■ **EXCERPTED TEXT**
◇ ◇ ◇ ◇ ◇
## Summary notes

This **#TidyTuesday** project was posted back on 7th May, 2018.
Here's the motivating tweet from [@thomas_mock](https://twitter.com/thomas_mock):

> twitter: https://twitter.com/thomas_mock/status/993475998791405569

This week the data showed the global locations for various coffee chain shops.
Source data was taken from [flowingdata.com](https://flowingdata.com/2014/03/18/coffee-place-geography/).


## Dependencies

In [1]:
import pandas as pd
import altair as alt

## Constants

In [2]:
COFFEE_URL = ('https://github.com/rfordatascience/tidytuesday/blob/master/'
              + 'data/2018/2018-05-07/week6_coffee_chains.xlsx?raw=true')

In [3]:
ISO_URL = ('https://raw.githubusercontent.com/lukes/'
           + 'ISO-3166-Countries-with-Regional-Codes/master/all/all.csv')

## Main

### Load the data

In [4]:
coffee = pd.read_excel(COFFEE_URL)

In [1]:
iso = pd.read_csv(ISO_URL)
◇ ◇ ◇ ◇ ◇
■ **TASKS AND EXERCISES**
1) Render this sentence from the coffee chain notebook in Spanish: "This week the data showed the global locations for various coffee chain shops."
2) Write the next part of the coffee chain notebook, picking up after its last line of code.
The lines that come next are not needed for either task.

■ **INFORMATION PROVIDED**
◇ ◇ ◇ ◇ ◇
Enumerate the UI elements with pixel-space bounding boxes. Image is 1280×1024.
◇ ◇ ◇ ◇ ◇
■ **EXPECTED RESULTS**
1) Esta semana los datos mostraron las ubicaciones en todo el mundo de tiendas de diversas cadenas de café.

2)
NameError: name 'pd' is not defined

### Process the data

In [31]:
#| code-summary: 'Get N Starbucks per city'
v_euro_starbucks = (
    coffee
    .merge(iso, left_on='Country', right_on='alpha-2', how='inner')
    .query("Brand == 'Starbucks' and region in 'Europe'")
    .groupby(['Country', 'City'])['City']
    .count()
    .rename('n_starbucks')
    .sort_values(ascending=False)
    .to_frame()
    .reset_index()
)

Unnamed: 0,Country,City,n_starbucks
0,GB,London,195
1,RU,Moscow,74
2,FR,Paris,60
3,ES,Madrid,47
4,IE,Dublin,46
...,...,...,...
681,GB,Crewe,1
682,GB,Craigavon,1
683,GB,Corley,1
684,GB,Coleraine,1


### Visualise the data

In [36]:
#| code-summary: 'Top 15 european cities by n_starbucks'
alt.Chart(v_euro_starbucks.head(15)).mark_bar().encode(
    x=alt.X('n_starbucks'),
    y=alt.Y('City', sort='-x'),
    color=alt.Color('Country', legend=None)
).properties(
    width=400,
    height=600,
    title='Top 15 European Cities by Number of Starbucks'
)